The lack of prescription is what it seems to me Shimano has to work on with this otherwise very intriguing, potentially formidable system. It promises a protocol for bike fitting generated by Lloyd Thomas, considered by many – with defensible reason – among Europe’s premier bike fitters. I don’t yet know what that protocol is. I don’t know if it’s even finished yet. I’m certain it’ll be good. However, I don’t know that it must be used. I’m a big believer in splitting tools from protocols. You determine, as a fitter, your protocol. Then you choose a tool to fit the protocol. This Shimano bike is so close to the Purely Custom bike in how it functions and outputs that Trek – which champions and sells a rebadged Purely Custom fit bike as its tool for its fit program – could just as easily use the Shimano bike for its protocol. Likewise, F.I.S.T. (our protocol that we teach) works very well on the Purely Custom bike, and will work very well on the Shimano bike.

····················

> **Given instruction 1**:
In the bike fitting extract, who is creating the fitting protocol that Shimano promises?

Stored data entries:
····················

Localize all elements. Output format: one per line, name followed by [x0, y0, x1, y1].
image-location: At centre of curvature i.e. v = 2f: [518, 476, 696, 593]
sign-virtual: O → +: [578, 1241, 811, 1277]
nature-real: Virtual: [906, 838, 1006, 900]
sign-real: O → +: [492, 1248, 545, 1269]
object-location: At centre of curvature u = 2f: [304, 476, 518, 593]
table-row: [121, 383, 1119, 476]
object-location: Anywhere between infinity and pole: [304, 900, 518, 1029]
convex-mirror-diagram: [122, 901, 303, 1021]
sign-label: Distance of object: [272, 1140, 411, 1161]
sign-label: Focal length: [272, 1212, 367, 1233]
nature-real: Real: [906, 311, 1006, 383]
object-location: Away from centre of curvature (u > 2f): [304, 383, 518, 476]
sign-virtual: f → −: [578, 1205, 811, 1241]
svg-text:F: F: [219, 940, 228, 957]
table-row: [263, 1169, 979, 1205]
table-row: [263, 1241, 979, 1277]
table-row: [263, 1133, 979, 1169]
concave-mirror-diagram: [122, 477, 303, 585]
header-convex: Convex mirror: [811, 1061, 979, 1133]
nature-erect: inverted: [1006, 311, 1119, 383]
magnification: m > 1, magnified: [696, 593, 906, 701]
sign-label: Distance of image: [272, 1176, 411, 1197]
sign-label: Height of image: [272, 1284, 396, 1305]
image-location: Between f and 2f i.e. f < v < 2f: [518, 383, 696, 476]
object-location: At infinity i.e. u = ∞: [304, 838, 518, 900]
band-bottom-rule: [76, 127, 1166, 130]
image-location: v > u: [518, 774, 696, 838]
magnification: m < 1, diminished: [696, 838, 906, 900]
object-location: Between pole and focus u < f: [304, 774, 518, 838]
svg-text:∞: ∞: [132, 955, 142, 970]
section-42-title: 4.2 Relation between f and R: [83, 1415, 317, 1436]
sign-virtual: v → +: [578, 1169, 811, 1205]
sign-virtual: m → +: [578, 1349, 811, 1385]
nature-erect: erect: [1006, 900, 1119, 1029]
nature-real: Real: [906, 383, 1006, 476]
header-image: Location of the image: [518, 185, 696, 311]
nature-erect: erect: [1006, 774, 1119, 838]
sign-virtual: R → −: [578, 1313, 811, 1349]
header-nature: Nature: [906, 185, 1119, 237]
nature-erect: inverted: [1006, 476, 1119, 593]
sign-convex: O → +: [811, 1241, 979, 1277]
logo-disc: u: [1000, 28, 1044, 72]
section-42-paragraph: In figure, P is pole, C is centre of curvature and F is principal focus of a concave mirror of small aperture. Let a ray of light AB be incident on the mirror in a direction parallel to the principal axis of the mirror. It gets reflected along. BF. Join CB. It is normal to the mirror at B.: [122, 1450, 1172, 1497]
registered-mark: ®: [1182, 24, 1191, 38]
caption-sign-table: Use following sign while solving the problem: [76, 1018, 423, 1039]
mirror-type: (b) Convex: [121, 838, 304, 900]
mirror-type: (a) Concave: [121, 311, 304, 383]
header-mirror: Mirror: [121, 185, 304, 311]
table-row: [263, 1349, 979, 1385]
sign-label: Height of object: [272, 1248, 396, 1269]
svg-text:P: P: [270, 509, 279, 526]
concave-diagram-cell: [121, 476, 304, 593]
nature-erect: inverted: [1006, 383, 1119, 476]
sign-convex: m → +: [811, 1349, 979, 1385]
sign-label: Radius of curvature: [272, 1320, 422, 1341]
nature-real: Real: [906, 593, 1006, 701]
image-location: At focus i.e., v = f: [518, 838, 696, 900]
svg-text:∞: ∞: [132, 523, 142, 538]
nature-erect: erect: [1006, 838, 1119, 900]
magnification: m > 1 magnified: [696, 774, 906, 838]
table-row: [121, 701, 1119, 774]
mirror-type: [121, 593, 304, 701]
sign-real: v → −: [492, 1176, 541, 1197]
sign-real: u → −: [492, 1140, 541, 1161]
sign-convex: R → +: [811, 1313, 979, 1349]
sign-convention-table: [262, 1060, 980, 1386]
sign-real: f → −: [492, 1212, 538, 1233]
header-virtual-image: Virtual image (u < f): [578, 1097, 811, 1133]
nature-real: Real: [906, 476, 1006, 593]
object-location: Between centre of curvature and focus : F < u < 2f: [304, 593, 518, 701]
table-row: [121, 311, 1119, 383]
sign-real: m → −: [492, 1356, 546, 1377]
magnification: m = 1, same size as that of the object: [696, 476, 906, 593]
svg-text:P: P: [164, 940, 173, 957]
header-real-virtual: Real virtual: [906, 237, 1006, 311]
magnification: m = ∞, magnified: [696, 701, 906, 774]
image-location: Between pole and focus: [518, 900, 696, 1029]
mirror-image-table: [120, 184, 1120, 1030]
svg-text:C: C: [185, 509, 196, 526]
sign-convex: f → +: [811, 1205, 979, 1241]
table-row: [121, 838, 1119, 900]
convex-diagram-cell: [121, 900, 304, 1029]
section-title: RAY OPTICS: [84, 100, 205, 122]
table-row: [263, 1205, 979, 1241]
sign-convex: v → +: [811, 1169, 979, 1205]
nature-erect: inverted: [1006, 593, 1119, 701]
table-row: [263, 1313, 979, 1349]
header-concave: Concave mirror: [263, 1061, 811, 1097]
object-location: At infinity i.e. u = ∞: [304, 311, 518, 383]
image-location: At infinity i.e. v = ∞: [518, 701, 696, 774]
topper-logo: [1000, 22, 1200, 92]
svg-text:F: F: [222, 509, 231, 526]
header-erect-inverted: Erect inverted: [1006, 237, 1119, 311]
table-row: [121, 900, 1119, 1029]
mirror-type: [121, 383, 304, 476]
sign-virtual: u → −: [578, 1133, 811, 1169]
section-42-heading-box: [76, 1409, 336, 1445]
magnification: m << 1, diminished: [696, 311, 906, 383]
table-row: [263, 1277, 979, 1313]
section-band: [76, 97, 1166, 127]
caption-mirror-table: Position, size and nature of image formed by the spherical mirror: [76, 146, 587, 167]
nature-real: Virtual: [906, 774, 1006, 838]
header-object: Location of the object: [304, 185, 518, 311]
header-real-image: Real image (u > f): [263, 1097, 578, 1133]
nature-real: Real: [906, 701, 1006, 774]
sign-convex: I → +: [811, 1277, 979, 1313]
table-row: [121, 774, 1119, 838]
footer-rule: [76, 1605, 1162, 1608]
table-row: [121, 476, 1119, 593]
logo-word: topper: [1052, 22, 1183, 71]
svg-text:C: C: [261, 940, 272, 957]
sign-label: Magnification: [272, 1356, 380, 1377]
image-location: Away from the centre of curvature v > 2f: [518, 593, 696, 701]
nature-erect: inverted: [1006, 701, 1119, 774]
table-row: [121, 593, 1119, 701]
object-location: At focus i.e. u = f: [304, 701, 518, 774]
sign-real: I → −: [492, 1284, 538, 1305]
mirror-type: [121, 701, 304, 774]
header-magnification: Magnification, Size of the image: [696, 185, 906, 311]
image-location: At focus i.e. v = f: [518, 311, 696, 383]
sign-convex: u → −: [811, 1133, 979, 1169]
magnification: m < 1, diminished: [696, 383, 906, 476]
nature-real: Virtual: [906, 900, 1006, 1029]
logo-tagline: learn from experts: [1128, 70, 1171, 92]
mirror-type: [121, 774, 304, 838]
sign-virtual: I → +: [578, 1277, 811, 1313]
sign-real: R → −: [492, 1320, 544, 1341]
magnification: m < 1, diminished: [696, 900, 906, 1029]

····················

> **Given instruction 2**:
Rewrite the rows from the first one through the line containing "magnification: m > 1, magnified: [696, 593, 906, 701]", replacing "centre of curvature" with "center of curvature" and leaving everything else as it is. Give only those lines.

> **Full answer 1**:
Lloyd Thomas

> **Full answer 2**:
Localize all elements. Output format: one per line, name followed by [x0, y0, x1, y1].
image-location: At center of curvature i.e. v = 2f: [518, 476, 696, 593]
sign-virtual: O → +: [578, 1241, 811, 1277]
nature-real: Virtual: [906, 838, 1006, 900]
sign-real: O → +: [492, 1248, 545, 1269]
object-location: At center of curvature u = 2f: [304, 476, 518, 593]
table-row: [121, 383, 1119, 476]
object-location: Anywhere between infinity and pole: [304, 900, 518, 1029]
convex-mirror-diagram: [122, 901, 303, 1021]
sign-label: Distance of object: [272, 1140, 411, 1161]
sign-label: Focal length: [272, 1212, 367, 1233]
nature-real: Real: [906, 311, 1006, 383]
object-location: Away from center of curvature (u > 2f): [304, 383, 518, 476]
sign-virtual: f → −: [578, 1205, 811, 1241]
svg-text:F: F: [219, 940, 228, 957]
table-row: [263, 1169, 979, 1205]
table-row: [263, 1241, 979, 1277]
table-row: [263, 1133, 979, 1169]
concave-mirror-diagram: [122, 477, 303, 585]
header-convex: Convex mirror: [811, 1061, 979, 1133]
nature-erect: inverted: [1006, 311, 1119, 383]
magnification: m > 1, magnified: [696, 593, 906, 701]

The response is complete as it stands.